Track down every line below that holds "name" and copy it.

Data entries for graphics

************

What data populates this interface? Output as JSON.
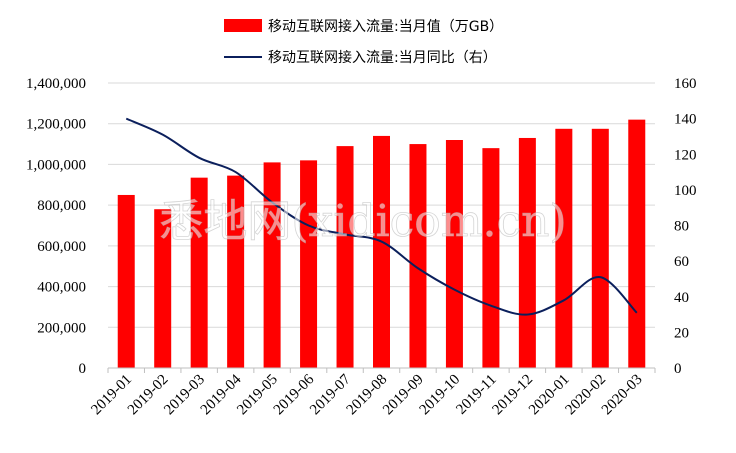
{
  "watermark": "悉地网(xidicom.cn)",
  "colors": {
    "bar": "#ff0000",
    "line": "#0b1f5c",
    "grid": "#d9d9d9",
    "axis": "#bfbfbf"
  },
  "chart_data": {
    "type": "bar",
    "categories": [
      "2019-01",
      "2019-02",
      "2019-03",
      "2019-04",
      "2019-05",
      "2019-06",
      "2019-07",
      "2019-08",
      "2019-09",
      "2019-10",
      "2019-11",
      "2019-12",
      "2020-01",
      "2020-02",
      "2020-03"
    ],
    "series": [
      {
        "name": "移动互联网接入流量:当月值（万GB）",
        "type": "bar",
        "axis": "left",
        "values": [
          850000,
          780000,
          935000,
          945000,
          1010000,
          1020000,
          1090000,
          1140000,
          1100000,
          1120000,
          1080000,
          1130000,
          1175000,
          1175000,
          1220000
        ]
      },
      {
        "name": "移动互联网接入流量:当月同比（右）",
        "type": "line",
        "axis": "right",
        "values": [
          140,
          131,
          118,
          110,
          93,
          80,
          75,
          71,
          56,
          44,
          35,
          30,
          38,
          51,
          31
        ]
      }
    ],
    "y_left": {
      "range": [
        0,
        1400000
      ],
      "ticks": [
        "0",
        "200,000",
        "400,000",
        "600,000",
        "800,000",
        "1,000,000",
        "1,200,000",
        "1,400,000"
      ]
    },
    "y_right": {
      "range": [
        0,
        160
      ],
      "ticks": [
        "0",
        "20",
        "40",
        "60",
        "80",
        "100",
        "120",
        "140",
        "160"
      ]
    },
    "legend_position": "top-center",
    "grid": true
  }
}
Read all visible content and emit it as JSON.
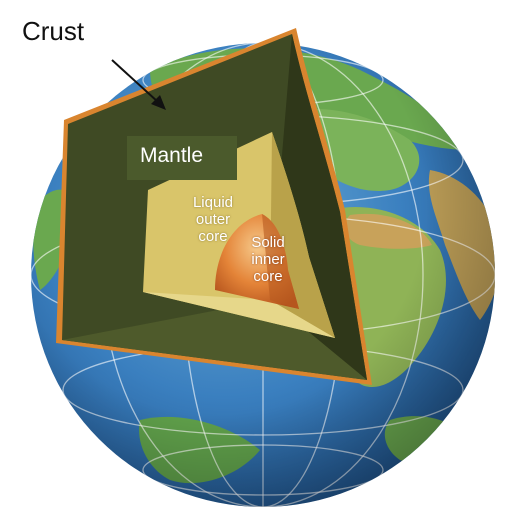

************

Final result
        "name": "移动互联网接入流量:当月值（万GB）",
        "name": "移动互联网接入流量:当月同比（右）",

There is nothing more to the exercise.